THE REQUEST:
Reproduce every line of the listing as written, apart from the pictures.

(Entries taken from a collection)

* START *

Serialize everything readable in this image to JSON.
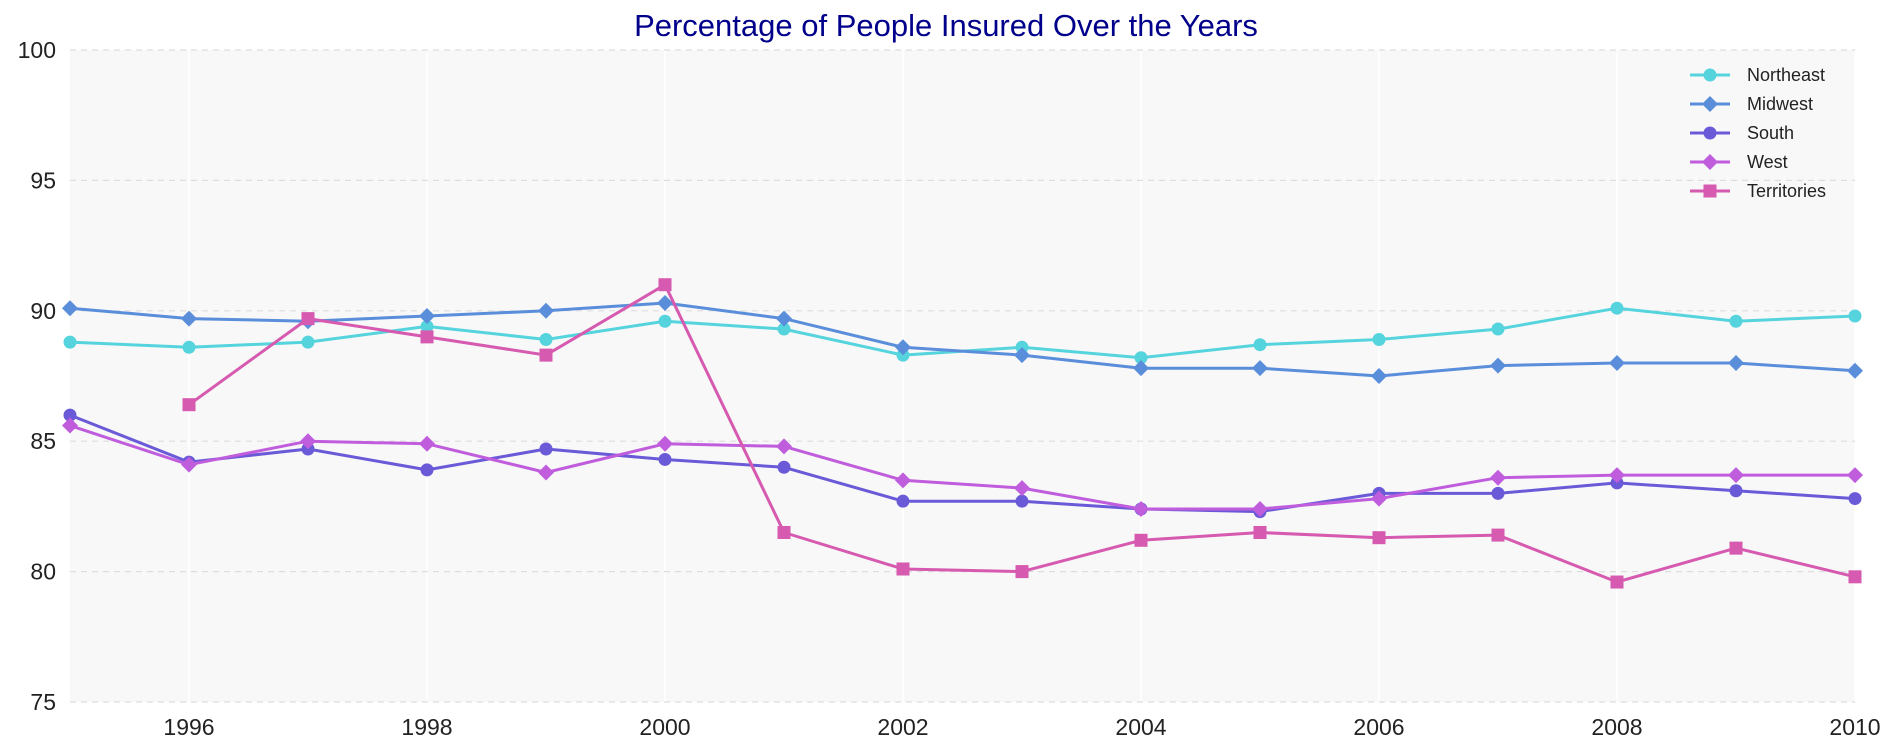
{
  "chart_data": {
    "type": "line",
    "title": "Percentage of People Insured Over the Years",
    "xlabel": "",
    "ylabel": "",
    "x": [
      1995,
      1996,
      1997,
      1998,
      1999,
      2000,
      2001,
      2002,
      2003,
      2004,
      2005,
      2006,
      2007,
      2008,
      2009,
      2010
    ],
    "xlim": [
      1995,
      2010
    ],
    "ylim": [
      75,
      100
    ],
    "x_ticks": [
      1996,
      1998,
      2000,
      2002,
      2004,
      2006,
      2008,
      2010
    ],
    "y_ticks": [
      75,
      80,
      85,
      90,
      95,
      100
    ],
    "grid": true,
    "legend_position": "top-right",
    "series": [
      {
        "name": "Northeast",
        "color": "#56d4dd",
        "marker": "circle",
        "values": [
          88.8,
          88.6,
          88.8,
          89.4,
          88.9,
          89.6,
          89.3,
          88.3,
          88.6,
          88.2,
          88.7,
          88.9,
          89.3,
          90.1,
          89.6,
          89.8
        ]
      },
      {
        "name": "Midwest",
        "color": "#5a8edb",
        "marker": "diamond",
        "values": [
          90.1,
          89.7,
          89.6,
          89.8,
          90.0,
          90.3,
          89.7,
          88.6,
          88.3,
          87.8,
          87.8,
          87.5,
          87.9,
          88.0,
          88.0,
          87.7
        ]
      },
      {
        "name": "South",
        "color": "#6a5ad8",
        "marker": "circle",
        "values": [
          86.0,
          84.2,
          84.7,
          83.9,
          84.7,
          84.3,
          84.0,
          82.7,
          82.7,
          82.4,
          82.3,
          83.0,
          83.0,
          83.4,
          83.1,
          82.8
        ]
      },
      {
        "name": "West",
        "color": "#c05ddd",
        "marker": "diamond",
        "values": [
          85.6,
          84.1,
          85.0,
          84.9,
          83.8,
          84.9,
          84.8,
          83.5,
          83.2,
          82.4,
          82.4,
          82.8,
          83.6,
          83.7,
          83.7,
          83.7
        ]
      },
      {
        "name": "Territories",
        "color": "#d65aaf",
        "marker": "square",
        "values": [
          null,
          86.4,
          89.7,
          89.0,
          88.3,
          91.0,
          81.5,
          80.1,
          80.0,
          81.2,
          81.5,
          81.3,
          81.4,
          79.6,
          80.9,
          79.8
        ]
      }
    ]
  }
}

* END *

PROBLEM SOLUTION:
Serialize everything readable in this image to JSON.
{
  "chart_data": {
    "type": "line",
    "title": "Percentage of People Insured Over the Years",
    "xlabel": "",
    "ylabel": "",
    "x": [
      1995,
      1996,
      1997,
      1998,
      1999,
      2000,
      2001,
      2002,
      2003,
      2004,
      2005,
      2006,
      2007,
      2008,
      2009,
      2010
    ],
    "xlim": [
      1995,
      2010
    ],
    "ylim": [
      75,
      100
    ],
    "x_ticks": [
      1996,
      1998,
      2000,
      2002,
      2004,
      2006,
      2008,
      2010
    ],
    "y_ticks": [
      75,
      80,
      85,
      90,
      95,
      100
    ],
    "grid": true,
    "legend_position": "top-right",
    "series": [
      {
        "name": "Northeast",
        "color": "#56d4dd",
        "marker": "circle",
        "values": [
          88.8,
          88.6,
          88.8,
          89.4,
          88.9,
          89.6,
          89.3,
          88.3,
          88.6,
          88.2,
          88.7,
          88.9,
          89.3,
          90.1,
          89.6,
          89.8
        ]
      },
      {
        "name": "Midwest",
        "color": "#5a8edb",
        "marker": "diamond",
        "values": [
          90.1,
          89.7,
          89.6,
          89.8,
          90.0,
          90.3,
          89.7,
          88.6,
          88.3,
          87.8,
          87.8,
          87.5,
          87.9,
          88.0,
          88.0,
          87.7
        ]
      },
      {
        "name": "South",
        "color": "#6a5ad8",
        "marker": "circle",
        "values": [
          86.0,
          84.2,
          84.7,
          83.9,
          84.7,
          84.3,
          84.0,
          82.7,
          82.7,
          82.4,
          82.3,
          83.0,
          83.0,
          83.4,
          83.1,
          82.8
        ]
      },
      {
        "name": "West",
        "color": "#c05ddd",
        "marker": "diamond",
        "values": [
          85.6,
          84.1,
          85.0,
          84.9,
          83.8,
          84.9,
          84.8,
          83.5,
          83.2,
          82.4,
          82.4,
          82.8,
          83.6,
          83.7,
          83.7,
          83.7
        ]
      },
      {
        "name": "Territories",
        "color": "#d65aaf",
        "marker": "square",
        "values": [
          null,
          86.4,
          89.7,
          89.0,
          88.3,
          91.0,
          81.5,
          80.1,
          80.0,
          81.2,
          81.5,
          81.3,
          81.4,
          79.6,
          80.9,
          79.8
        ]
      }
    ]
  }
}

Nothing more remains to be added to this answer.